Figure record extracts
------------------------------
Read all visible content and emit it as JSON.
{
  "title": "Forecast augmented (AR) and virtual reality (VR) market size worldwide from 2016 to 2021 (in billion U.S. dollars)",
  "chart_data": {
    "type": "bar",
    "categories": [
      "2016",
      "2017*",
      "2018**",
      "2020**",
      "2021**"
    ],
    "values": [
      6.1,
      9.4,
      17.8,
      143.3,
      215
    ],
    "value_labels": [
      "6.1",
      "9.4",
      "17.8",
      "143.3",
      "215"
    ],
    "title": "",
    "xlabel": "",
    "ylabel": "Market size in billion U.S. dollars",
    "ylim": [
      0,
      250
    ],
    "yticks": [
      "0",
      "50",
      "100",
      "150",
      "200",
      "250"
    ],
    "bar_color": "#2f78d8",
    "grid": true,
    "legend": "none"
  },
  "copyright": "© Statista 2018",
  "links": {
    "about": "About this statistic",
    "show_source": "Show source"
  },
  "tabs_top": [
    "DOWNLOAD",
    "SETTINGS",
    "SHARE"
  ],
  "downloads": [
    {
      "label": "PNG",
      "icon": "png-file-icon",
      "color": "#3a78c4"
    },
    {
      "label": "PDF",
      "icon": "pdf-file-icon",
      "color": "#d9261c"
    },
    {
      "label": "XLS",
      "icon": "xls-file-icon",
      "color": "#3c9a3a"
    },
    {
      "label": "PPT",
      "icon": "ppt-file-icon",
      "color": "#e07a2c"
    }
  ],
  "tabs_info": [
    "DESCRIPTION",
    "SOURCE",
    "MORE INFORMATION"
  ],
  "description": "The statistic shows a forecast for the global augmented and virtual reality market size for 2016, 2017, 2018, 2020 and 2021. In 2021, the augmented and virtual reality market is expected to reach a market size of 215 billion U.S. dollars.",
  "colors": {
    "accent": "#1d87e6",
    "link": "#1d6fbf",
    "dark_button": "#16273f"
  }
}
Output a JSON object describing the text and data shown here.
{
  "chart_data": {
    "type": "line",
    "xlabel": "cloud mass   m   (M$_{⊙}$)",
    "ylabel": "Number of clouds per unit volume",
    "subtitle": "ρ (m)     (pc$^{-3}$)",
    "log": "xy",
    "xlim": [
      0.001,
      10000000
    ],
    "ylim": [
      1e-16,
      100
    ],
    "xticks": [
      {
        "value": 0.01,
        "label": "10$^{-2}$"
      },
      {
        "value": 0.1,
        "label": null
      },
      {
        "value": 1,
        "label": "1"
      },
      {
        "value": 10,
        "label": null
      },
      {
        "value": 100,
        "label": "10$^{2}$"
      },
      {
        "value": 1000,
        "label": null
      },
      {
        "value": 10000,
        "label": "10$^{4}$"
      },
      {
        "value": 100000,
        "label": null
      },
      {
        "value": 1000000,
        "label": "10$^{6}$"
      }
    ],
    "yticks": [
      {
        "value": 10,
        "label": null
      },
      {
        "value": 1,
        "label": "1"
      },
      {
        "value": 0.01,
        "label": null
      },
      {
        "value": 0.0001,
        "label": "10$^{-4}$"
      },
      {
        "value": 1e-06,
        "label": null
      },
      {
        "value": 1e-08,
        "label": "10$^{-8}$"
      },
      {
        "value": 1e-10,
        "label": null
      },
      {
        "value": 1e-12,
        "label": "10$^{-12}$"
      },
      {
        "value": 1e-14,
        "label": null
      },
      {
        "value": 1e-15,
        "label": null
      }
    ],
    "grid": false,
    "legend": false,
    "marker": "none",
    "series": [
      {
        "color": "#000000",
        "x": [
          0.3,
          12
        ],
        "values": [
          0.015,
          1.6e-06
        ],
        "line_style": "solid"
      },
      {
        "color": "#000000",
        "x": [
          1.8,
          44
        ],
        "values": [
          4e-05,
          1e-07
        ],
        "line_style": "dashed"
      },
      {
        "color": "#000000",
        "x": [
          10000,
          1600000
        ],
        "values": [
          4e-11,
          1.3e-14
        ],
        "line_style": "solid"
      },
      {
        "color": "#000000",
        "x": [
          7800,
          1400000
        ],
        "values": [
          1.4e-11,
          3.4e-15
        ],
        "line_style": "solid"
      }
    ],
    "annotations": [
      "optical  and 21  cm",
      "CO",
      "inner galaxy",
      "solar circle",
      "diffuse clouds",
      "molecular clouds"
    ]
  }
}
------------------------------
§ PROBLEM TO WORK ON
Determine the number of lines in the listing that hold the word "statistic", and supply that number and nothing further.

§ SOLUTION BELOW
2